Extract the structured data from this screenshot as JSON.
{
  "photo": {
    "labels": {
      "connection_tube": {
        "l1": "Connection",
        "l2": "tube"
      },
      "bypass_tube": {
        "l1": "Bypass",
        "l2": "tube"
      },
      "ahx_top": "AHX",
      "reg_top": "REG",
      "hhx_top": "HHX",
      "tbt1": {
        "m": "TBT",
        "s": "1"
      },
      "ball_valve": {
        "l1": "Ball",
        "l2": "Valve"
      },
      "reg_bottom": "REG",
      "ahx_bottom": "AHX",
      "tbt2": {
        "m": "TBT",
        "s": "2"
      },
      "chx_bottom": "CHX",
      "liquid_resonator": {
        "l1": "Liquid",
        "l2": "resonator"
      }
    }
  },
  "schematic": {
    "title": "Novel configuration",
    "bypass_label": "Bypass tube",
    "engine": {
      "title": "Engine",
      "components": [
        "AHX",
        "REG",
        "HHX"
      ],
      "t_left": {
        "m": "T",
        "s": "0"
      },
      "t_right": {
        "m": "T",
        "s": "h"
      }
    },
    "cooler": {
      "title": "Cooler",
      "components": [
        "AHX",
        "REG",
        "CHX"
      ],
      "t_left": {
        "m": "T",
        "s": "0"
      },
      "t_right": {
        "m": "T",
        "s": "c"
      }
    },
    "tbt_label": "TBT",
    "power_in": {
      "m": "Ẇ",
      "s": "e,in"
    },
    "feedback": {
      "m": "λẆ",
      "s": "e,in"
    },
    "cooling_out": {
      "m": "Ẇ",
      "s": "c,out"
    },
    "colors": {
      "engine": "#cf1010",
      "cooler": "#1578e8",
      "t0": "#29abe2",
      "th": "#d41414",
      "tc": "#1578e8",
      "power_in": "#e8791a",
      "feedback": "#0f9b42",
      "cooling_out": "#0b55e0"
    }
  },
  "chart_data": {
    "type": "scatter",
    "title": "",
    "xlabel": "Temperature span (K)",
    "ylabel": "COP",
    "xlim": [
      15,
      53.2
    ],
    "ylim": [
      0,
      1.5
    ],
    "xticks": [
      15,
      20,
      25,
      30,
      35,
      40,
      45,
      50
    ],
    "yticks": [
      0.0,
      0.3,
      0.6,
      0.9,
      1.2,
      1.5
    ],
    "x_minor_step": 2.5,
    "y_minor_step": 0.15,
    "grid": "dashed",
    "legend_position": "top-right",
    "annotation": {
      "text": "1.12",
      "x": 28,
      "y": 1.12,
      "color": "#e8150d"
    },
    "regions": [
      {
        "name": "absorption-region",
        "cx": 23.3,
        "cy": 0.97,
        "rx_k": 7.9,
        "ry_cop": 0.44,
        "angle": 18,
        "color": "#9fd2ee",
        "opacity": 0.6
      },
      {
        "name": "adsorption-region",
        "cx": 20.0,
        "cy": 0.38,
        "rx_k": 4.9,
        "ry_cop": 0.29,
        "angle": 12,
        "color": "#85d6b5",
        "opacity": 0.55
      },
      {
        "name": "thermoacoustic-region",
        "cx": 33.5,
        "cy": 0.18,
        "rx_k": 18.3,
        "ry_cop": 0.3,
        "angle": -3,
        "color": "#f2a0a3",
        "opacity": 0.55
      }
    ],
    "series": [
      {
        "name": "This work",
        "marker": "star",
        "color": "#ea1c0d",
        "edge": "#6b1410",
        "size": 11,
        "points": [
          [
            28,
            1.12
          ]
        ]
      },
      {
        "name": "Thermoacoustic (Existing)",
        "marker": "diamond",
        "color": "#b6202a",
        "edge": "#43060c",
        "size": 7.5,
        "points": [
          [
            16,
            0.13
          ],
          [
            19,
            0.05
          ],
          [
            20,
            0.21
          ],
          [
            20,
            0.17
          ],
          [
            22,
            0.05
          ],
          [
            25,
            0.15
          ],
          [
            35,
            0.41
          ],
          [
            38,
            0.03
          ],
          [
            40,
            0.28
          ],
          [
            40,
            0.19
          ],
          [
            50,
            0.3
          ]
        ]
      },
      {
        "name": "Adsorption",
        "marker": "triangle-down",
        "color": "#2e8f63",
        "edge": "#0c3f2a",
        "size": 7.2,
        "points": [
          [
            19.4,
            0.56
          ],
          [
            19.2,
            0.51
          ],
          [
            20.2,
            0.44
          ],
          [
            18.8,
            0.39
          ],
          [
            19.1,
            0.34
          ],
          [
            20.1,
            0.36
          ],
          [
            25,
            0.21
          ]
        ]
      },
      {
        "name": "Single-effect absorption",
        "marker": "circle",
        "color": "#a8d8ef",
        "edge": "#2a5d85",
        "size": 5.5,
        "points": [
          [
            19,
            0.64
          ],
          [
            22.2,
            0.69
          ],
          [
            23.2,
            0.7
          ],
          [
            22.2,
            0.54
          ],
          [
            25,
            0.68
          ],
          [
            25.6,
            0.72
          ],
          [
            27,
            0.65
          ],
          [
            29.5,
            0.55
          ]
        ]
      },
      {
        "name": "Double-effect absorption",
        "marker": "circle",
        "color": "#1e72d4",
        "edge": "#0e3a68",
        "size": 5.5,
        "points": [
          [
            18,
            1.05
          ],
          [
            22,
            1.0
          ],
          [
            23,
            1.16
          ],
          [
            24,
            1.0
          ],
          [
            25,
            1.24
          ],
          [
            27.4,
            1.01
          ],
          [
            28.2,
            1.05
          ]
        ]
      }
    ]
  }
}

-*-

Repeat the material above in full, exactly as it stands.

▶ [WRITTEN ANSWER]
Extract the structured data from this screenshot as JSON.
{
  "photo": {
    "labels": {
      "connection_tube": {
        "l1": "Connection",
        "l2": "tube"
      },
      "bypass_tube": {
        "l1": "Bypass",
        "l2": "tube"
      },
      "ahx_top": "AHX",
      "reg_top": "REG",
      "hhx_top": "HHX",
      "tbt1": {
        "m": "TBT",
        "s": "1"
      },
      "ball_valve": {
        "l1": "Ball",
        "l2": "Valve"
      },
      "reg_bottom": "REG",
      "ahx_bottom": "AHX",
      "tbt2": {
        "m": "TBT",
        "s": "2"
      },
      "chx_bottom": "CHX",
      "liquid_resonator": {
        "l1": "Liquid",
        "l2": "resonator"
      }
    }
  },
  "schematic": {
    "title": "Novel configuration",
    "bypass_label": "Bypass tube",
    "engine": {
      "title": "Engine",
      "components": [
        "AHX",
        "REG",
        "HHX"
      ],
      "t_left": {
        "m": "T",
        "s": "0"
      },
      "t_right": {
        "m": "T",
        "s": "h"
      }
    },
    "cooler": {
      "title": "Cooler",
      "components": [
        "AHX",
        "REG",
        "CHX"
      ],
      "t_left": {
        "m": "T",
        "s": "0"
      },
      "t_right": {
        "m": "T",
        "s": "c"
      }
    },
    "tbt_label": "TBT",
    "power_in": {
      "m": "Ẇ",
      "s": "e,in"
    },
    "feedback": {
      "m": "λẆ",
      "s": "e,in"
    },
    "cooling_out": {
      "m": "Ẇ",
      "s": "c,out"
    },
    "colors": {
      "engine": "#cf1010",
      "cooler": "#1578e8",
      "t0": "#29abe2",
      "th": "#d41414",
      "tc": "#1578e8",
      "power_in": "#e8791a",
      "feedback": "#0f9b42",
      "cooling_out": "#0b55e0"
    }
  },
  "chart_data": {
    "type": "scatter",
    "title": "",
    "xlabel": "Temperature span (K)",
    "ylabel": "COP",
    "xlim": [
      15,
      53.2
    ],
    "ylim": [
      0,
      1.5
    ],
    "xticks": [
      15,
      20,
      25,
      30,
      35,
      40,
      45,
      50
    ],
    "yticks": [
      0.0,
      0.3,
      0.6,
      0.9,
      1.2,
      1.5
    ],
    "x_minor_step": 2.5,
    "y_minor_step": 0.15,
    "grid": "dashed",
    "legend_position": "top-right",
    "annotation": {
      "text": "1.12",
      "x": 28,
      "y": 1.12,
      "color": "#e8150d"
    },
    "regions": [
      {
        "name": "absorption-region",
        "cx": 23.3,
        "cy": 0.97,
        "rx_k": 7.9,
        "ry_cop": 0.44,
        "angle": 18,
        "color": "#9fd2ee",
        "opacity": 0.6
      },
      {
        "name": "adsorption-region",
        "cx": 20.0,
        "cy": 0.38,
        "rx_k": 4.9,
        "ry_cop": 0.29,
        "angle": 12,
        "color": "#85d6b5",
        "opacity": 0.55
      },
      {
        "name": "thermoacoustic-region",
        "cx": 33.5,
        "cy": 0.18,
        "rx_k": 18.3,
        "ry_cop": 0.3,
        "angle": -3,
        "color": "#f2a0a3",
        "opacity": 0.55
      }
    ],
    "series": [
      {
        "name": "This work",
        "marker": "star",
        "color": "#ea1c0d",
        "edge": "#6b1410",
        "size": 11,
        "points": [
          [
            28,
            1.12
          ]
        ]
      },
      {
        "name": "Thermoacoustic (Existing)",
        "marker": "diamond",
        "color": "#b6202a",
        "edge": "#43060c",
        "size": 7.5,
        "points": [
          [
            16,
            0.13
          ],
          [
            19,
            0.05
          ],
          [
            20,
            0.21
          ],
          [
            20,
            0.17
          ],
          [
            22,
            0.05
          ],
          [
            25,
            0.15
          ],
          [
            35,
            0.41
          ],
          [
            38,
            0.03
          ],
          [
            40,
            0.28
          ],
          [
            40,
            0.19
          ],
          [
            50,
            0.3
          ]
        ]
      },
      {
        "name": "Adsorption",
        "marker": "triangle-down",
        "color": "#2e8f63",
        "edge": "#0c3f2a",
        "size": 7.2,
        "points": [
          [
            19.4,
            0.56
          ],
          [
            19.2,
            0.51
          ],
          [
            20.2,
            0.44
          ],
          [
            18.8,
            0.39
          ],
          [
            19.1,
            0.34
          ],
          [
            20.1,
            0.36
          ],
          [
            25,
            0.21
          ]
        ]
      },
      {
        "name": "Single-effect absorption",
        "marker": "circle",
        "color": "#a8d8ef",
        "edge": "#2a5d85",
        "size": 5.5,
        "points": [
          [
            19,
            0.64
          ],
          [
            22.2,
            0.69
          ],
          [
            23.2,
            0.7
          ],
          [
            22.2,
            0.54
          ],
          [
            25,
            0.68
          ],
          [
            25.6,
            0.72
          ],
          [
            27,
            0.65
          ],
          [
            29.5,
            0.55
          ]
        ]
      },
      {
        "name": "Double-effect absorption",
        "marker": "circle",
        "color": "#1e72d4",
        "edge": "#0e3a68",
        "size": 5.5,
        "points": [
          [
            18,
            1.05
          ],
          [
            22,
            1.0
          ],
          [
            23,
            1.16
          ],
          [
            24,
            1.0
          ],
          [
            25,
            1.24
          ],
          [
            27.4,
            1.01
          ],
          [
            28.2,
            1.05
          ]
        ]
      }
    ]
  }
}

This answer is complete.